# Records to use start

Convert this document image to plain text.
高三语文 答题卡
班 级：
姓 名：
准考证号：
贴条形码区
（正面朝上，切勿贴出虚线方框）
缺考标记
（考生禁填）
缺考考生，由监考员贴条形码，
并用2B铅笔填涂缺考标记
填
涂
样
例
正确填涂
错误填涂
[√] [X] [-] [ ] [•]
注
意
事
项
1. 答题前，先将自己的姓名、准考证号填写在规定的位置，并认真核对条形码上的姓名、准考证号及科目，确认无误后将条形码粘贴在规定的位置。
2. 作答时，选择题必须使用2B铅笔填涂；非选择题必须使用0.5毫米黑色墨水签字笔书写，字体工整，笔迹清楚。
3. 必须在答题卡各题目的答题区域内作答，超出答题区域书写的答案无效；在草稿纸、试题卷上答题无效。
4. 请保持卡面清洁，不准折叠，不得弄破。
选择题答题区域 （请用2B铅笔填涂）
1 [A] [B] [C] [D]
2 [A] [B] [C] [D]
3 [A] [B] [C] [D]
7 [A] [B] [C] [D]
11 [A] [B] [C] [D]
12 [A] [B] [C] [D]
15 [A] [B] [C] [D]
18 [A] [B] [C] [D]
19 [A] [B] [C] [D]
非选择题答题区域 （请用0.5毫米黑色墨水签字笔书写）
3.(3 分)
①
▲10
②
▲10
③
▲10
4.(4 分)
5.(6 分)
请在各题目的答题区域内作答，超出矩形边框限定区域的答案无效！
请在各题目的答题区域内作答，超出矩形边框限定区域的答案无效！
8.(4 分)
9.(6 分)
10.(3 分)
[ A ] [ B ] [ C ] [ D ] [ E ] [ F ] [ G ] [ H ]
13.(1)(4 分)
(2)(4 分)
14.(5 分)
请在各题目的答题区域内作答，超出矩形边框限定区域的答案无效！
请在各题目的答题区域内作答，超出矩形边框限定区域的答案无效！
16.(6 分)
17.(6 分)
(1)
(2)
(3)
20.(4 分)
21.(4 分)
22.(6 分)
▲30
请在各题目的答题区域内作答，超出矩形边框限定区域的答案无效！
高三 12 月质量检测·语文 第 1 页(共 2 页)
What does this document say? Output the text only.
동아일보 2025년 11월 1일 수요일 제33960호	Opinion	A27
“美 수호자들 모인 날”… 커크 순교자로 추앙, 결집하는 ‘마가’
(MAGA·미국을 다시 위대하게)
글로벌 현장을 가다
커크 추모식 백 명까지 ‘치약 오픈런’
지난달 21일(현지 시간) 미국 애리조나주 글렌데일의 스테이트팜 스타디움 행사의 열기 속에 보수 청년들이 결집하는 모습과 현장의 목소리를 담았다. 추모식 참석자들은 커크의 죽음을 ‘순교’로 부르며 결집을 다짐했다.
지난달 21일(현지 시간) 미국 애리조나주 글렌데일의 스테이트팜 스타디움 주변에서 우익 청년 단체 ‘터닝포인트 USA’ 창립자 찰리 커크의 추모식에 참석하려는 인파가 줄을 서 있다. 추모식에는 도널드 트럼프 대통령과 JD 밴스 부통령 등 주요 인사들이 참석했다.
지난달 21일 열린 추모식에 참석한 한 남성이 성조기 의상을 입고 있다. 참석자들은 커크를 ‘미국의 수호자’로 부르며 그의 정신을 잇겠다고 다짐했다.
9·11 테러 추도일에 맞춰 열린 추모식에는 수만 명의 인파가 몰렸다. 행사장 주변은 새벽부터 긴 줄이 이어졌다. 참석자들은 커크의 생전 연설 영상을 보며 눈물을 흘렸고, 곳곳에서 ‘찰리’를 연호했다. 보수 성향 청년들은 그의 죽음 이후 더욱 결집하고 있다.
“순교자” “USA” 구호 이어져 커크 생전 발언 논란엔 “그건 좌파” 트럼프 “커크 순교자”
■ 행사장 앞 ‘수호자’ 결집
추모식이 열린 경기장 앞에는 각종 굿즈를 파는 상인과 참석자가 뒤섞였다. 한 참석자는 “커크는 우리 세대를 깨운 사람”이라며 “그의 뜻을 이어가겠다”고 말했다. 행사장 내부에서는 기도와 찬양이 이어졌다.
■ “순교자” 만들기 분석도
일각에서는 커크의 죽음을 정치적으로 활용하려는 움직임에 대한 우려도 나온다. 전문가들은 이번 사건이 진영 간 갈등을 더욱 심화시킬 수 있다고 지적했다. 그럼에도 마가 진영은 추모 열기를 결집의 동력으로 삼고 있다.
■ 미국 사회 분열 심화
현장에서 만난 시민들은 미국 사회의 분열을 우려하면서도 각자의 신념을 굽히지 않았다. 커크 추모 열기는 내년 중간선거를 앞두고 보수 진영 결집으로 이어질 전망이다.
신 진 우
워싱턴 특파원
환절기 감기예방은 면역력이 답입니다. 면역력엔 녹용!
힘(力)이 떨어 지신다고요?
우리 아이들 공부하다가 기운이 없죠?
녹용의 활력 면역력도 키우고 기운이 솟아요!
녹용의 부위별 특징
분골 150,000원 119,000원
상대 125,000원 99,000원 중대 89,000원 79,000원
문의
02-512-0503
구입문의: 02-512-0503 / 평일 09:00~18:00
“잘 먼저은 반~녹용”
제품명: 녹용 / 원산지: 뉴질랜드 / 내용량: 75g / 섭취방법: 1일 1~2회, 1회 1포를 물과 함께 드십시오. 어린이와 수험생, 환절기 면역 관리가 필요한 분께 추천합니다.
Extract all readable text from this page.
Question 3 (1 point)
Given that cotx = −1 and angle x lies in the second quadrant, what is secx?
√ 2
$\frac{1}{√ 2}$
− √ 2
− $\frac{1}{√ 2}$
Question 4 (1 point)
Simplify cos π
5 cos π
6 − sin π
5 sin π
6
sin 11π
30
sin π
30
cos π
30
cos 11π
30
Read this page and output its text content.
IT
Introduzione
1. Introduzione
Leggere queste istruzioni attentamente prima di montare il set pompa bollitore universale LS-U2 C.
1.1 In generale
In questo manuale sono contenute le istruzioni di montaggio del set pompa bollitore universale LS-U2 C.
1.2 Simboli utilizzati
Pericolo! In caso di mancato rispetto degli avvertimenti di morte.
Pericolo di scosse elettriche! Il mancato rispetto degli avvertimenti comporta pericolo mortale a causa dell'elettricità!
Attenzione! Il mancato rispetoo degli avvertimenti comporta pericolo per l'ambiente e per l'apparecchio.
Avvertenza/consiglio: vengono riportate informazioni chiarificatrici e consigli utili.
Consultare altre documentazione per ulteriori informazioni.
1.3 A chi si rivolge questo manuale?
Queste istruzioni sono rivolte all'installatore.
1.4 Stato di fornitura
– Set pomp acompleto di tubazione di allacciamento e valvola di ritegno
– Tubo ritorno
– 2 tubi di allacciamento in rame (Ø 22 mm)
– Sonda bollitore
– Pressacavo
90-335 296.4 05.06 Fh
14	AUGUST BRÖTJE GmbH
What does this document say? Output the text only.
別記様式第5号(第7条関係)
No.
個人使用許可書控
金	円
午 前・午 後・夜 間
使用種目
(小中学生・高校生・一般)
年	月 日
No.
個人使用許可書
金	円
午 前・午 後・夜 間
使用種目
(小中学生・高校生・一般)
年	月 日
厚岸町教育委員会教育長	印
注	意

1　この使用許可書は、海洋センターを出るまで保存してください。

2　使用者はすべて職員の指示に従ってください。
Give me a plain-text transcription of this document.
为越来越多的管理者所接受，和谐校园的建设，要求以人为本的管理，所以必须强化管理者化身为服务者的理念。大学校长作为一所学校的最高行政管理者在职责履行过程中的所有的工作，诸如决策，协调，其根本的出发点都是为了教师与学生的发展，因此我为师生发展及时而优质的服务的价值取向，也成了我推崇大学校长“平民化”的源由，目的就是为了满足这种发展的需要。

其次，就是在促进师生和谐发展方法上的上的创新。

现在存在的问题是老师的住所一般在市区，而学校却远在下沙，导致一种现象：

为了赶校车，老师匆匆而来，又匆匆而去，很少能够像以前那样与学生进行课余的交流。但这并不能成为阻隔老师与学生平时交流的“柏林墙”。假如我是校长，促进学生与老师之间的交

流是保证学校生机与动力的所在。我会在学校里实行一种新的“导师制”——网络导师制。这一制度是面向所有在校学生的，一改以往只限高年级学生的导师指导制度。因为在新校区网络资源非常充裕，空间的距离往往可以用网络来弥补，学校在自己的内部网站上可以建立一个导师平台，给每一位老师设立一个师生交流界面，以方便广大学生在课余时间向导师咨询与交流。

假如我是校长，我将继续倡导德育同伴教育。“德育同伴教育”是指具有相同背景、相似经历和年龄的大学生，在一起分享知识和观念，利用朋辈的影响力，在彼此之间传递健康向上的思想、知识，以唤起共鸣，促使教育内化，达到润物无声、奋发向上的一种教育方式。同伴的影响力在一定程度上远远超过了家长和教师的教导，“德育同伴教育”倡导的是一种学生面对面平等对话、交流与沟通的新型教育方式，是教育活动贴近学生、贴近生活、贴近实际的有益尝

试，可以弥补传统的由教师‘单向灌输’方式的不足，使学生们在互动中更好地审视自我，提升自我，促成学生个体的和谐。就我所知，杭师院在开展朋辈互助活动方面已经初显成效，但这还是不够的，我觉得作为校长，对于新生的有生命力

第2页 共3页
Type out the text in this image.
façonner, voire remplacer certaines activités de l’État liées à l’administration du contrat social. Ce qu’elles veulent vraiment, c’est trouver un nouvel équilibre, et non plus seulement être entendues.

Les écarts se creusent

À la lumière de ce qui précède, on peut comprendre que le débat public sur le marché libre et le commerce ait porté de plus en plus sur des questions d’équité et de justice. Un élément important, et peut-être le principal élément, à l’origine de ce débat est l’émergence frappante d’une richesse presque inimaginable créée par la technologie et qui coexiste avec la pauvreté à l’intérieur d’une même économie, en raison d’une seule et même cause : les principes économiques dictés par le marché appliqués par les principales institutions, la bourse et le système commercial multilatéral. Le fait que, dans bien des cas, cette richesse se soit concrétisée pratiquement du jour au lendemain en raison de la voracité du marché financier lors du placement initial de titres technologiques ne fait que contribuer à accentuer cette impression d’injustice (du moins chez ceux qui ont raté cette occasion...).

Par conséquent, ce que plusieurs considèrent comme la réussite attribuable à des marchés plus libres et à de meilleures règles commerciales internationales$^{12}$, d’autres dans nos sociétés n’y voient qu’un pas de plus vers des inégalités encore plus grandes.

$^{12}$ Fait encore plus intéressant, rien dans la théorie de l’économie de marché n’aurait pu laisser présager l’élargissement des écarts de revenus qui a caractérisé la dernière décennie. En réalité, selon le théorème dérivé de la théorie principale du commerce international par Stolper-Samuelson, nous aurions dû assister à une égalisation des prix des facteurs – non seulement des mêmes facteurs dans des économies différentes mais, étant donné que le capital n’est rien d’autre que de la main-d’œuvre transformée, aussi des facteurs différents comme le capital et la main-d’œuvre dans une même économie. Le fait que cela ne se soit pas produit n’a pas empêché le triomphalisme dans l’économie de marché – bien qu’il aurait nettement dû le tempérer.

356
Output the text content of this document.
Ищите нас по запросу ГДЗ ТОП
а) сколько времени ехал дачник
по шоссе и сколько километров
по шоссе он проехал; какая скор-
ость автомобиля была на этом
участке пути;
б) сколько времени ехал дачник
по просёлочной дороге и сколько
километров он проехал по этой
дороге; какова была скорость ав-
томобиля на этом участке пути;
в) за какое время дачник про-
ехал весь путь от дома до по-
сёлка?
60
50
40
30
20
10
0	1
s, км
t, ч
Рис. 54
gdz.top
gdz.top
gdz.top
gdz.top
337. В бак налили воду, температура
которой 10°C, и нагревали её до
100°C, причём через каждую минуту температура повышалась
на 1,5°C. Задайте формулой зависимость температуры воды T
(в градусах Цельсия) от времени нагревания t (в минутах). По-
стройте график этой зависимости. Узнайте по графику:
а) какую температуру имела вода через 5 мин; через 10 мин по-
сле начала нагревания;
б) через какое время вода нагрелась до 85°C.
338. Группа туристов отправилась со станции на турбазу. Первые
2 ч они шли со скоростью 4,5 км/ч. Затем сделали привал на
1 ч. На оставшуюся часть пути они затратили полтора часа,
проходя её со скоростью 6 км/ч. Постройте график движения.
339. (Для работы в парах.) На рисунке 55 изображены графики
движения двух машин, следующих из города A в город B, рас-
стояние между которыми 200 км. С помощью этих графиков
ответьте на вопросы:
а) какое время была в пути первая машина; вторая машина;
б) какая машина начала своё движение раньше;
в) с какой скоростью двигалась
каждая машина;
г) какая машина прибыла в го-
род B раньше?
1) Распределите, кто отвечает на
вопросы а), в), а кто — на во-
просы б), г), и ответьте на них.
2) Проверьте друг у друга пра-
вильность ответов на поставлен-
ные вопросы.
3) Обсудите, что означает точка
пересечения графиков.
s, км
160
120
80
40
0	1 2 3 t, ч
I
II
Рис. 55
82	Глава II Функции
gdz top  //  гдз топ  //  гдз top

# Records to use end

- [What needs to be done]: Pick out every line of the listing containing the word "какая", and show those lines.

- [Task solution]:
по шоссе он проехал; какая скор-
б) какая машина начала своё движение раньше;
г) какая машина прибыла в го-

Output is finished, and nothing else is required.